:: RECORDS FOR THIS EXERCISE ::
---+---

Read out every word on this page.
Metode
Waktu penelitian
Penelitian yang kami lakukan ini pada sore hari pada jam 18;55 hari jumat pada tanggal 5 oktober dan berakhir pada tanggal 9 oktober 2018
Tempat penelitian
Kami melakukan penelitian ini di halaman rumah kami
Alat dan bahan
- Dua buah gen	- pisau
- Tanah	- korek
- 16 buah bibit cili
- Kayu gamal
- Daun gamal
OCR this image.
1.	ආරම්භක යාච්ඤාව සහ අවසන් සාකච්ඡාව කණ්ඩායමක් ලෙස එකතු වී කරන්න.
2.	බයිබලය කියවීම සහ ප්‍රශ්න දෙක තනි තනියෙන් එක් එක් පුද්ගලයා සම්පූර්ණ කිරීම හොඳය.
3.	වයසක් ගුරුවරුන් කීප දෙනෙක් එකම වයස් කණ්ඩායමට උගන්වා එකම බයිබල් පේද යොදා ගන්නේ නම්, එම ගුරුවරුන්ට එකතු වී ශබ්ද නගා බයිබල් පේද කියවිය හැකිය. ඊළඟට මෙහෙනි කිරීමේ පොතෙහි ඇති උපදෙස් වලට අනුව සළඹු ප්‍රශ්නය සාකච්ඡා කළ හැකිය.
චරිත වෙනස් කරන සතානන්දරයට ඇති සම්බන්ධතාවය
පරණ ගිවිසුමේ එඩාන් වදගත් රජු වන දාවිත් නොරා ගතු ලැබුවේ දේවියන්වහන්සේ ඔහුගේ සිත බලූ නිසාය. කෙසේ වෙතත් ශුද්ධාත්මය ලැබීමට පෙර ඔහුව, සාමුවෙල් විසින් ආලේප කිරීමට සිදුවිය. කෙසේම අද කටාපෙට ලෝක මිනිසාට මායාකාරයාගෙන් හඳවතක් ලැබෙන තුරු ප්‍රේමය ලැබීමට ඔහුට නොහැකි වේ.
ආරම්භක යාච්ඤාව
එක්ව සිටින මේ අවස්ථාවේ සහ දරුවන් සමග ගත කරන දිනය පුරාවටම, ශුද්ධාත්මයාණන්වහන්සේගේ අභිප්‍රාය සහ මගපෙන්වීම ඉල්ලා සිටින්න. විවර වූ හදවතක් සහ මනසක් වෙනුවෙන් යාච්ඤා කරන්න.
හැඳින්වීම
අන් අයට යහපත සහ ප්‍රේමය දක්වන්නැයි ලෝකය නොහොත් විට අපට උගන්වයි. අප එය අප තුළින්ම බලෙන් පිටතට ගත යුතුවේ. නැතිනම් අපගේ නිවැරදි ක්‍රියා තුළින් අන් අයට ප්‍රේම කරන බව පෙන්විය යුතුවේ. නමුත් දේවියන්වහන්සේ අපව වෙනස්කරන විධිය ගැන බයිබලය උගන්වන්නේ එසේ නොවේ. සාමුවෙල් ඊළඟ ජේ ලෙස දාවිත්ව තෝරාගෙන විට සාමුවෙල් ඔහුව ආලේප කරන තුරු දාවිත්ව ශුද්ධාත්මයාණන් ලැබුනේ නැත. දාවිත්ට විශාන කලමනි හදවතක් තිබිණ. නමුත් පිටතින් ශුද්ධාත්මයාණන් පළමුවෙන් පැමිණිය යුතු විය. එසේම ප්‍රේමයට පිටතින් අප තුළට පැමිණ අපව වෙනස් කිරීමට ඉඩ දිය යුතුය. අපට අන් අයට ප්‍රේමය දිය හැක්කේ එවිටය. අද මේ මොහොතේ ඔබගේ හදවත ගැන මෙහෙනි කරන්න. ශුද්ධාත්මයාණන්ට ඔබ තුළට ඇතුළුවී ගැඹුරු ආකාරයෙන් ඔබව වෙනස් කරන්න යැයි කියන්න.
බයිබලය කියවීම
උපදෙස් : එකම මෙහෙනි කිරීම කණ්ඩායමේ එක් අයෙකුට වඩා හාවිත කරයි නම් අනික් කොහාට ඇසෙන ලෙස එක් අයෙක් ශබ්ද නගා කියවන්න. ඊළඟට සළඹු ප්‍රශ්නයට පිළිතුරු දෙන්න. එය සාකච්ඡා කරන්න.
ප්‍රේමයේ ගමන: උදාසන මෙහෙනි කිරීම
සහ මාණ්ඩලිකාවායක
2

---+---

:: WHAT THE EXERCISE ASKS ::
Using the listing, copy every line where the word "buah" shows up.

:: TASK ANSWER ::
- Dua buah gen	- pisau
- 16 buah bibit cili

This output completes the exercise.